→ **TASK REQUIREMENTS**
Return the records word for word. Any pictures in them are not part of the copy.
***** THE INPUT *****
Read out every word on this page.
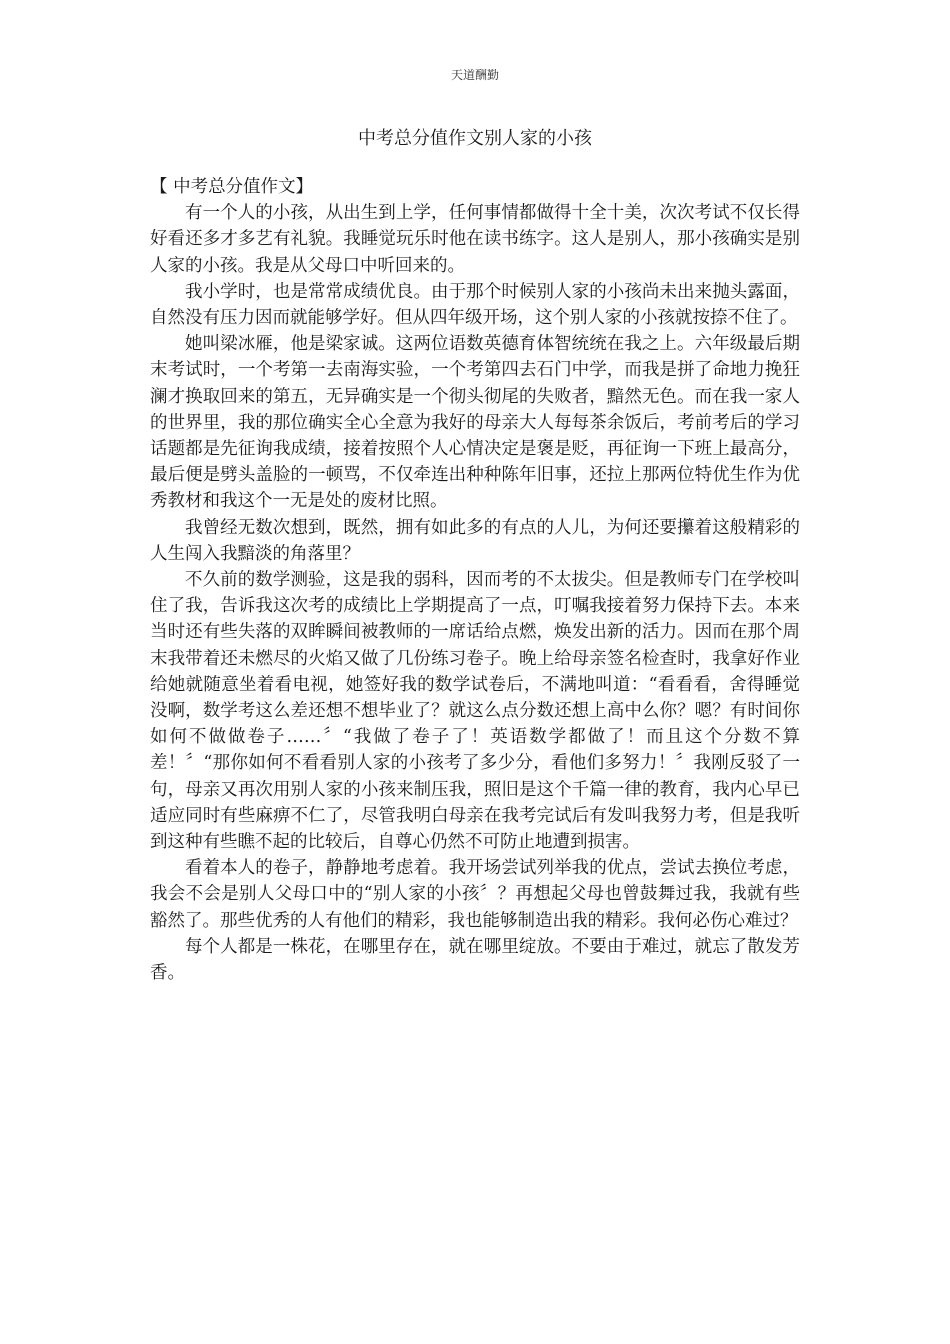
天道酬勤
中考总分值作文别人家的小孩

【 中考总分值作文】

有一个人的小孩，从出生到上学，任何事情都做得十全十美，次次考试不仅长得好看还多才多艺有礼貌。我睡觉玩乐时他在读书练字。这人是别人，那小孩确实是别人家的小孩。我是从父母口中听回来的。

我小学时，也是常常成绩优良。由于那个时候别人家的小孩尚未出来抛头露面，自然没有压力因而就能够学好。但从四年级开场，这个别人家的小孩就按捺不住了。

她叫梁冰雁，他是梁家诚。这两位语数英德育体智统统在我之上。六年级最后期末考试时，一个考第一去南海实验，一个考第四去石门中学，而我是拼了命地力挽狂澜才换取回来的第五，无异确实是一个彻头彻尾的失败者，黯然无色。而在我一家人的世界里，我的那位确实全心全意为我好的母亲大人每每茶余饭后，考前考后的学习话题都是先征询我成绩，接着按照个人心情决定是褒是贬，再征询一下班上最高分，最后便是劈头盖脸的一顿骂，不仅牵连出种种陈年旧事，还拉上那两位特优生作为优秀教材和我这个一无是处的废材比照。

我曾经无数次想到，既然，拥有如此多的有点的人儿，为何还要攥着这般精彩的人生闯入我黯淡的角落里？

不久前的数学测验，这是我的弱科，因而考的不太拔尖。但是教师专门在学校叫住了我，告诉我这次考的成绩比上学期提高了一点，叮嘱我接着努力保持下去。本来当时还有些失落的双眸瞬间被教师的一席话给点燃，焕发出新的活力。因而在那个周末我带着还未燃尽的火焰又做了几份练习卷子。晚上给母亲签名检查时，我拿好作业给她就随意坐着看电视，她签好我的数学试卷后，不满地叫道：“看看看，舍得睡觉没啊，数学考这么差还想不想毕业了？就这么点分数还想上高中么你？嗯？有时间你如何不做做卷子……〞“我做了卷子了！英语数学都做了！而且这个分数不算差！〞“那你如何不看看别人家的小孩考了多少分，看他们多努力！〞我刚反驳了一句，母亲又再次用别人家的小孩来制压我，照旧是这个千篇一律的教育，我内心早已适应同时有些麻痹不仁了，尽管我明白母亲在我考完试后有发叫我努力考，但是我听到这种有些瞧不起的比较后，自尊心仍然不可防止地遭到损害。

看着本人的卷子，静静地考虑着。我开场尝试列举我的优点，尝试去换位考虑，我会不会是别人父母口中的“别人家的小孩〞？再想起父母也曾鼓舞过我，我就有些豁然了。那些优秀的人有他们的精彩，我也能够制造出我的精彩。我何必伤心难过？

每个人都是一株花，在哪里存在，就在哪里绽放。不要由于难过，就忘了散发芳香。
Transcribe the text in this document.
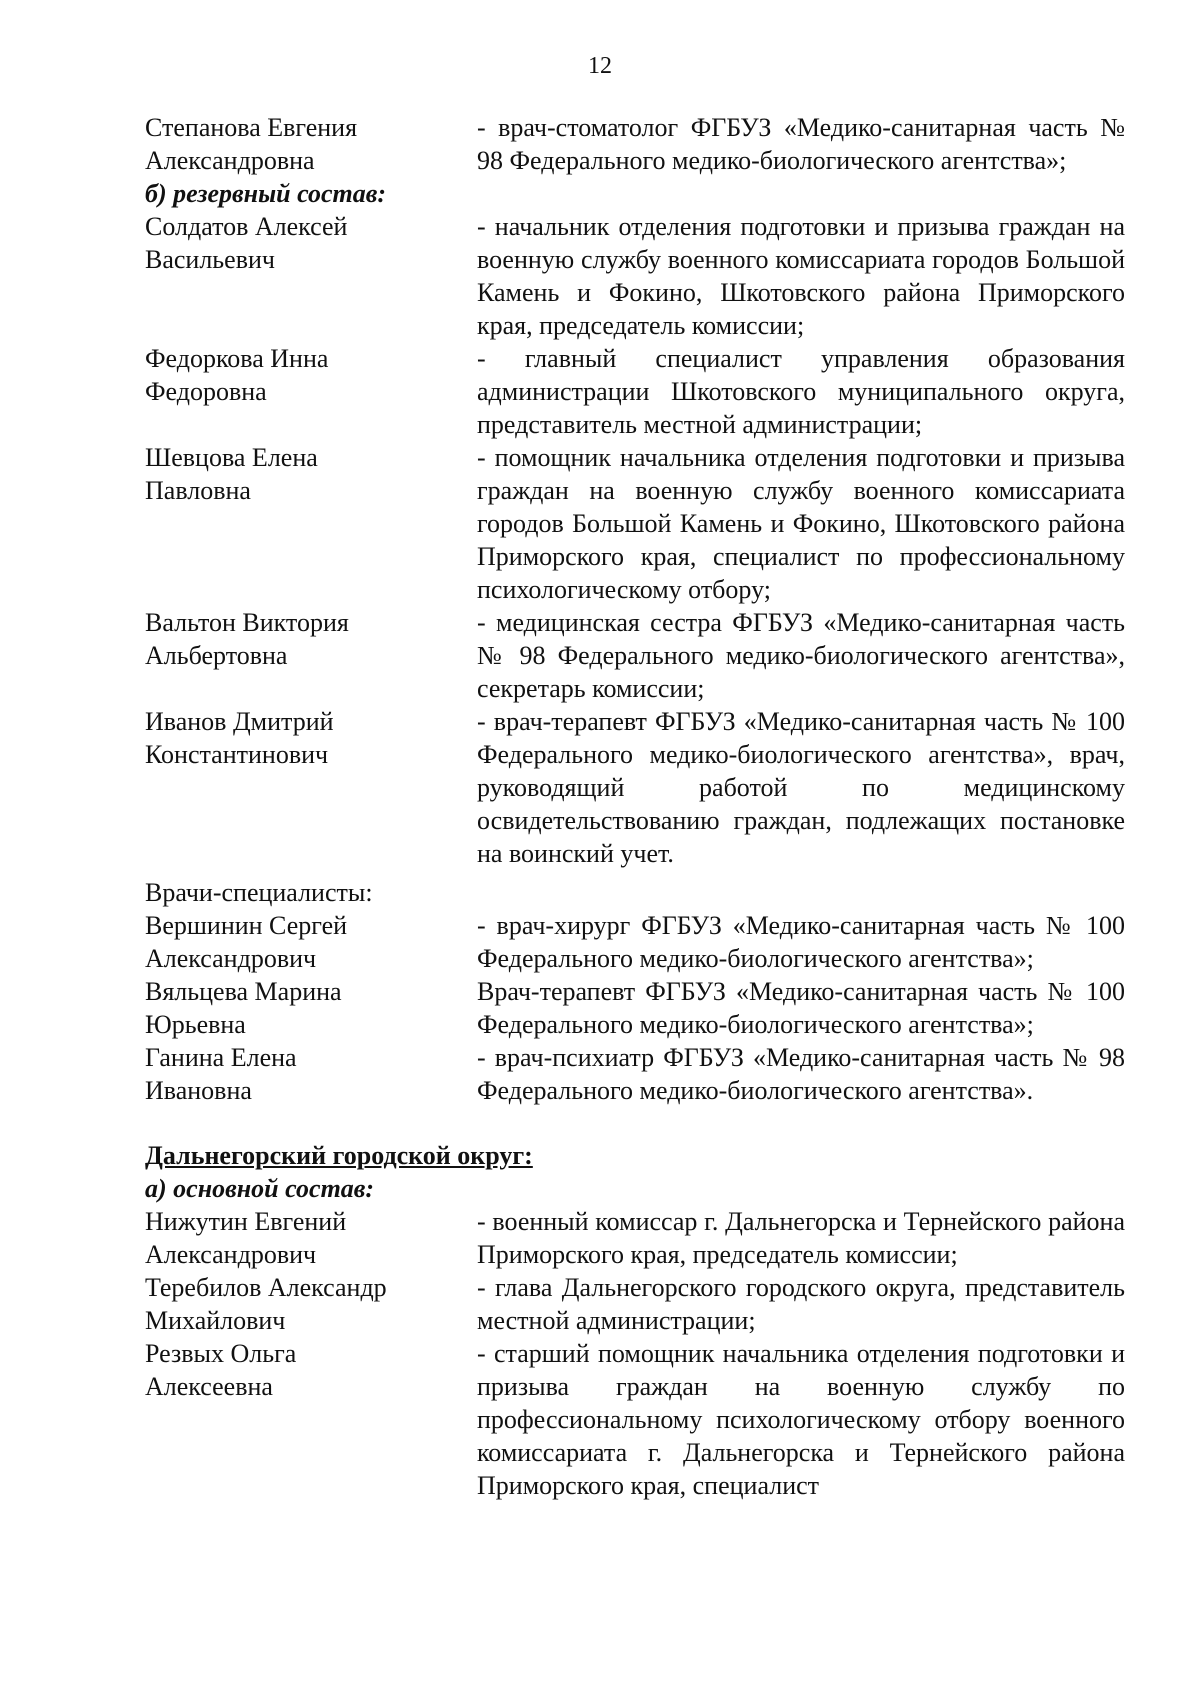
12
Степанова Евгения
Александровна
- врач-стоматолог ФГБУЗ «Медико-санитарная часть № 98 Федерального медико-биологического агентства»;
б) резервный состав:
Солдатов Алексей
Васильевич
- начальник отделения подготовки и призыва граждан на военную службу военного комиссариата городов Большой Камень и Фокино, Шкотовского района Приморского края, председатель комиссии;
Федоркова Инна
Федоровна
- главный специалист управления образования администрации Шкотовского муниципального округа, представитель местной администрации;
Шевцова Елена
Павловна
- помощник начальника отделения подготовки и призыва граждан на военную службу военного комиссариата городов Большой Камень и Фокино, Шкотовского района Приморского края, специалист по профессиональному психологическому отбору;
Вальтон Виктория
Альбертовна
- медицинская сестра ФГБУЗ «Медико-санитарная часть № 98 Федерального медико-биологического агентства», секретарь комиссии;
Иванов Дмитрий
Константинович
- врач-терапевт ФГБУЗ «Медико-санитарная часть № 100 Федерального медико-биологического агентства», врач, руководящий работой по медицинскому освидетельствованию граждан, подлежащих постановке на воинский учет.
Врачи-специалисты:
Вершинин Сергей
Александрович
- врач-хирург ФГБУЗ «Медико-санитарная часть № 100 Федерального медико-биологического агентства»;
Вяльцева Марина
Юрьевна
Врач-терапевт ФГБУЗ «Медико-санитарная часть № 100 Федерального медико-биологического агентства»;
Ганина Елена
Ивановна
- врач-психиатр ФГБУЗ «Медико-санитарная часть № 98 Федерального медико-биологического агентства».
Дальнегорский городской округ:
а) основной состав:
Нижутин Евгений
Александрович
- военный комиссар г. Дальнегорска и Тернейского района Приморского края, председатель комиссии;
Теребилов Александр
Михайлович
- глава Дальнегорского городского округа, представитель местной администрации;
Резвых Ольга
Алексеевна
- старший помощник начальника отделения подготовки и призыва граждан на военную службу по профессиональному психологическому отбору военного комиссариата г. Дальнегорска и Тернейского района Приморского края, специалист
*****
→ **TASK RESULT**
Read out every word on this page.
天道酬勤
中考总分值作文别人家的小孩

【 中考总分值作文】

有一个人的小孩，从出生到上学，任何事情都做得十全十美，次次考试不仅长得好看还多才多艺有礼貌。我睡觉玩乐时他在读书练字。这人是别人，那小孩确实是别人家的小孩。我是从父母口中听回来的。

我小学时，也是常常成绩优良。由于那个时候别人家的小孩尚未出来抛头露面，自然没有压力因而就能够学好。但从四年级开场，这个别人家的小孩就按捺不住了。

她叫梁冰雁，他是梁家诚。这两位语数英德育体智统统在我之上。六年级最后期末考试时，一个考第一去南海实验，一个考第四去石门中学，而我是拼了命地力挽狂澜才换取回来的第五，无异确实是一个彻头彻尾的失败者，黯然无色。而在我一家人的世界里，我的那位确实全心全意为我好的母亲大人每每茶余饭后，考前考后的学习话题都是先征询我成绩，接着按照个人心情决定是褒是贬，再征询一下班上最高分，最后便是劈头盖脸的一顿骂，不仅牵连出种种陈年旧事，还拉上那两位特优生作为优秀教材和我这个一无是处的废材比照。

我曾经无数次想到，既然，拥有如此多的有点的人儿，为何还要攥着这般精彩的人生闯入我黯淡的角落里？

不久前的数学测验，这是我的弱科，因而考的不太拔尖。但是教师专门在学校叫住了我，告诉我这次考的成绩比上学期提高了一点，叮嘱我接着努力保持下去。本来当时还有些失落的双眸瞬间被教师的一席话给点燃，焕发出新的活力。因而在那个周末我带着还未燃尽的火焰又做了几份练习卷子。晚上给母亲签名检查时，我拿好作业给她就随意坐着看电视，她签好我的数学试卷后，不满地叫道：“看看看，舍得睡觉没啊，数学考这么差还想不想毕业了？就这么点分数还想上高中么你？嗯？有时间你如何不做做卷子……〞“我做了卷子了！英语数学都做了！而且这个分数不算差！〞“那你如何不看看别人家的小孩考了多少分，看他们多努力！〞我刚反驳了一句，母亲又再次用别人家的小孩来制压我，照旧是这个千篇一律的教育，我内心早已适应同时有些麻痹不仁了，尽管我明白母亲在我考完试后有发叫我努力考，但是我听到这种有些瞧不起的比较后，自尊心仍然不可防止地遭到损害。

看着本人的卷子，静静地考虑着。我开场尝试列举我的优点，尝试去换位考虑，我会不会是别人父母口中的“别人家的小孩〞？再想起父母也曾鼓舞过我，我就有些豁然了。那些优秀的人有他们的精彩，我也能够制造出我的精彩。我何必伤心难过？

每个人都是一株花，在哪里存在，就在哪里绽放。不要由于难过，就忘了散发芳香。
Transcribe the text in this document.
12
Степанова Евгения
Александровна
- врач-стоматолог ФГБУЗ «Медико-санитарная часть № 98 Федерального медико-биологического агентства»;
б) резервный состав:
Солдатов Алексей
Васильевич
- начальник отделения подготовки и призыва граждан на военную службу военного комиссариата городов Большой Камень и Фокино, Шкотовского района Приморского края, председатель комиссии;
Федоркова Инна
Федоровна
- главный специалист управления образования администрации Шкотовского муниципального округа, представитель местной администрации;
Шевцова Елена
Павловна
- помощник начальника отделения подготовки и призыва граждан на военную службу военного комиссариата городов Большой Камень и Фокино, Шкотовского района Приморского края, специалист по профессиональному психологическому отбору;
Вальтон Виктория
Альбертовна
- медицинская сестра ФГБУЗ «Медико-санитарная часть № 98 Федерального медико-биологического агентства», секретарь комиссии;
Иванов Дмитрий
Константинович
- врач-терапевт ФГБУЗ «Медико-санитарная часть № 100 Федерального медико-биологического агентства», врач, руководящий работой по медицинскому освидетельствованию граждан, подлежащих постановке на воинский учет.
Врачи-специалисты:
Вершинин Сергей
Александрович
- врач-хирург ФГБУЗ «Медико-санитарная часть № 100 Федерального медико-биологического агентства»;
Вяльцева Марина
Юрьевна
Врач-терапевт ФГБУЗ «Медико-санитарная часть № 100 Федерального медико-биологического агентства»;
Ганина Елена
Ивановна
- врач-психиатр ФГБУЗ «Медико-санитарная часть № 98 Федерального медико-биологического агентства».
Дальнегорский городской округ:
а) основной состав:
Нижутин Евгений
Александрович
- военный комиссар г. Дальнегорска и Тернейского района Приморского края, председатель комиссии;
Теребилов Александр
Михайлович
- глава Дальнегорского городского округа, представитель местной администрации;
Резвых Ольга
Алексеевна
- старший помощник начальника отделения подготовки и призыва граждан на военную службу по профессиональному психологическому отбору военного комиссариата г. Дальнегорска и Тернейского района Приморского края, специалист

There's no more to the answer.